THE REQUEST: Go through the records and extract every line with the word "وابن".

+++ DATASET CONTENT

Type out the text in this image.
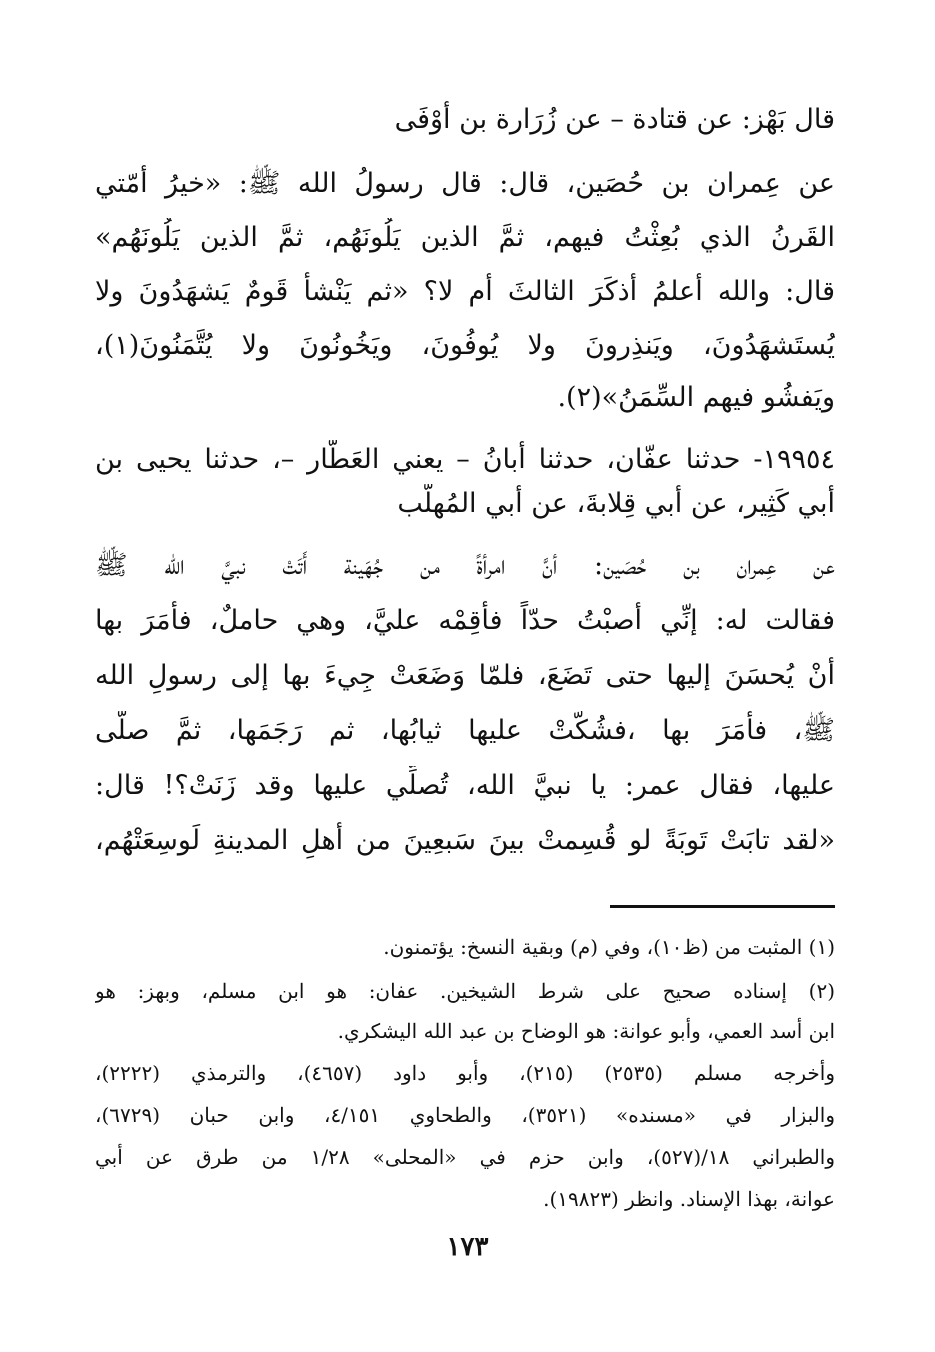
قال بَهْز: عن قتادة – عن زُرَارة بن أَوْفَى
عن عِمران بن حُصَين، قال: قال رسولُ الله ﷺ: «خيرُ أُمّتي
القَرنُ الذي بُعِثْتُ فيهم، ثمَّ الذين يَلُونَهُم، ثمَّ الذين يَلُونَهُم»
قال: والله أعلمُ أذكَرَ الثالثَ أم لا؟ «ثم يَنْشأُ قَومٌ يَشهَدُونَ ولا
يُستَشهَدُونَ، ويَنذِرونَ ولا يُوفُونَ، ويَخُونُونَ ولا يُتَّمَنُونَ(١)،
ويَفشُو فيهم السِّمَنُ»(٢).
١٩٩٥٤- حدثنا عفّان، حدثنا أبانُ – يعني العَطّار –، حدثنا يحيى بن
أبي كَثِير، عن أبي قِلابةَ، عن أبي المُهلَّب
عن عِمران بن حُصَين: أنَّ امرأةً من جُهَينة أَتَتْ نبيَّ الله ﷺ
فقالت له: إنِّي أَصبْتُ حدّاً فأقِمْه عليَّ، وهي حاملٌ، فأمَرَ بها
أنْ يُحسَنَ إليها حتى تَضَعَ، فلمّا وَضَعَتْ جِيءَ بها إلى رسولِ الله
ﷺ، فأمَرَ بها ،فشُكَّتْ عليها ثيابُها، ثم رَجَمَها، ثمَّ صلَّى
عليها، فقال عمر: يا نبيَّ الله، تُصلِّي عليها وقد زَنَتْ؟! قال:
«لقد تابَتْ تَوبَةً لو قُسِمتْ بينَ سَبعِينَ من أهلِ المدينةِ لَوسِعَتْهُم،
(١) المثبت من (ظ١٠)، وفي (م) وبقية النسخ: يؤتمنون.
(٢) إسناده صحيح على شرط الشيخين. عفان: هو ابن مسلم، وبهز: هو
ابن أسد العمي، وأبو عوانة: هو الوضاح بن عبد الله اليشكري.
وأخرجه مسلم (٢٥٣٥) (٢١٥)، وأبو داود (٤٦٥٧)، والترمذي (٢٢٢٢)،
والبزار في «مسنده» (٣٥٢١)، والطحاوي ٤/١٥١، وابن حبان (٦٧٢٩)،
والطبراني ١٨/(٥٢٧)، وابن حزم في «المحلى» ١/٢٨ من طرق عن أبي
عوانة، بهذا الإسناد. وانظر (١٩٨٢٣).
١٧٣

++++++

SOLUTION:
والبزار في «مسنده» (٣٥٢١)، والطحاوي ٤/١٥١، وابن حبان (٦٧٢٩)،
والطبراني ١٨/(٥٢٧)، وابن حزم في «المحلى» ١/٢٨ من طرق عن أبي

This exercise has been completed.